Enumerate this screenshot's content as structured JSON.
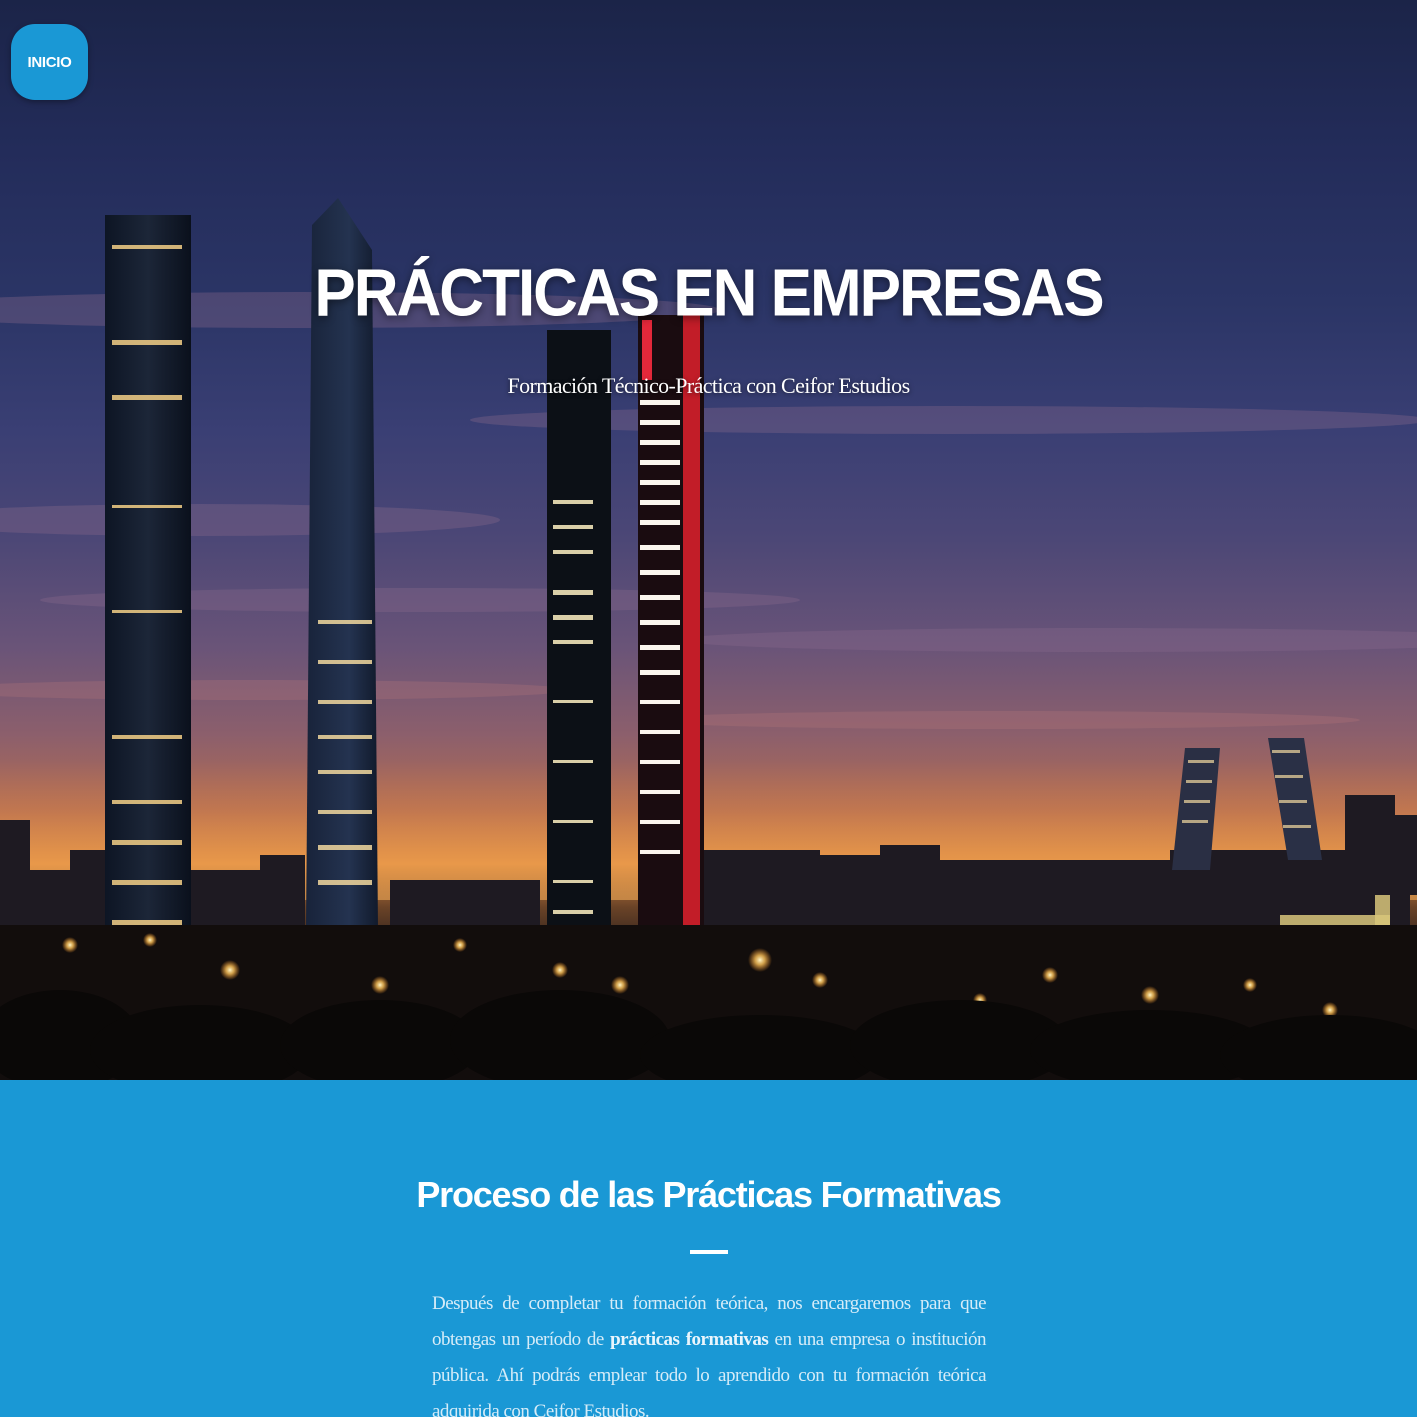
{
  "nav": {
    "home_label": "INICIO"
  },
  "hero": {
    "title": "PRÁCTICAS EN EMPRESAS",
    "subtitle": "Formación Técnico-Práctica con Ceifor Estudios"
  },
  "info": {
    "title": "Proceso de las Prácticas Formativas",
    "body_before": "Después de completar tu formación teórica, nos encargaremos para que obtengas un período de ",
    "body_highlight": "prácticas formativas",
    "body_after": " en una empresa o institución pública. Ahí podrás emplear todo lo aprendido con tu formación teórica adquirida con Ceifor Estudios."
  },
  "colors": {
    "accent": "#1a98d5",
    "text": "#ffffff"
  }
}
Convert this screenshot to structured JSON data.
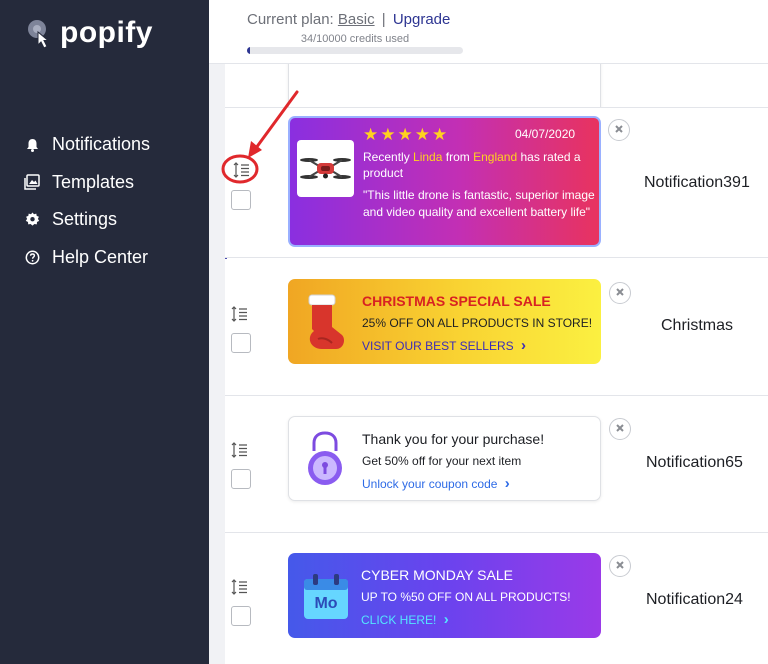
{
  "brand": {
    "name": "popify"
  },
  "sidebar": {
    "items": [
      {
        "label": "Notifications",
        "icon": "bell-icon"
      },
      {
        "label": "Templates",
        "icon": "image-gallery-icon"
      },
      {
        "label": "Settings",
        "icon": "gear-icon"
      },
      {
        "label": "Help Center",
        "icon": "question-circle-icon"
      }
    ]
  },
  "plan": {
    "prefix": "Current plan:",
    "name": "Basic",
    "separator": "|",
    "upgrade_label": "Upgrade",
    "credits_text": "34/10000 credits used",
    "credits_used": 34,
    "credits_total": 10000
  },
  "notifications": [
    {
      "name": "Notification391",
      "stars": "★★★★★",
      "date": "04/07/2020",
      "title_prefix": "Recently",
      "person": "Linda",
      "from_word": "from",
      "place": "England",
      "title_suffix": "has rated a product",
      "quote": "\"This little drone is fantastic, superior image and video quality and excellent battery life\""
    },
    {
      "name": "Christmas",
      "title": "CHRISTMAS SPECIAL SALE",
      "subtitle": "25% OFF ON ALL PRODUCTS IN STORE!",
      "link": "VISIT OUR BEST SELLERS",
      "link_arrow": "›"
    },
    {
      "name": "Notification65",
      "title": "Thank you for your purchase!",
      "subtitle": "Get 50% off for your next item",
      "link": "Unlock your coupon code",
      "link_arrow": "›"
    },
    {
      "name": "Notification24",
      "title": "CYBER MONDAY SALE",
      "subtitle": "UP TO %50 OFF ON ALL PRODUCTS!",
      "link": "CLICK HERE!",
      "link_arrow": "›",
      "badge": "Mo"
    }
  ],
  "colors": {
    "sidebar_bg": "#252a3b",
    "accent": "#2d3592",
    "annotation_red": "#e0282c"
  }
}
::::
Find the lines containing "your" and pull them out.

      "title": "Thank you for your purchase!",
      "subtitle": "Get 50% off for your next item",
      "link": "Unlock your coupon code",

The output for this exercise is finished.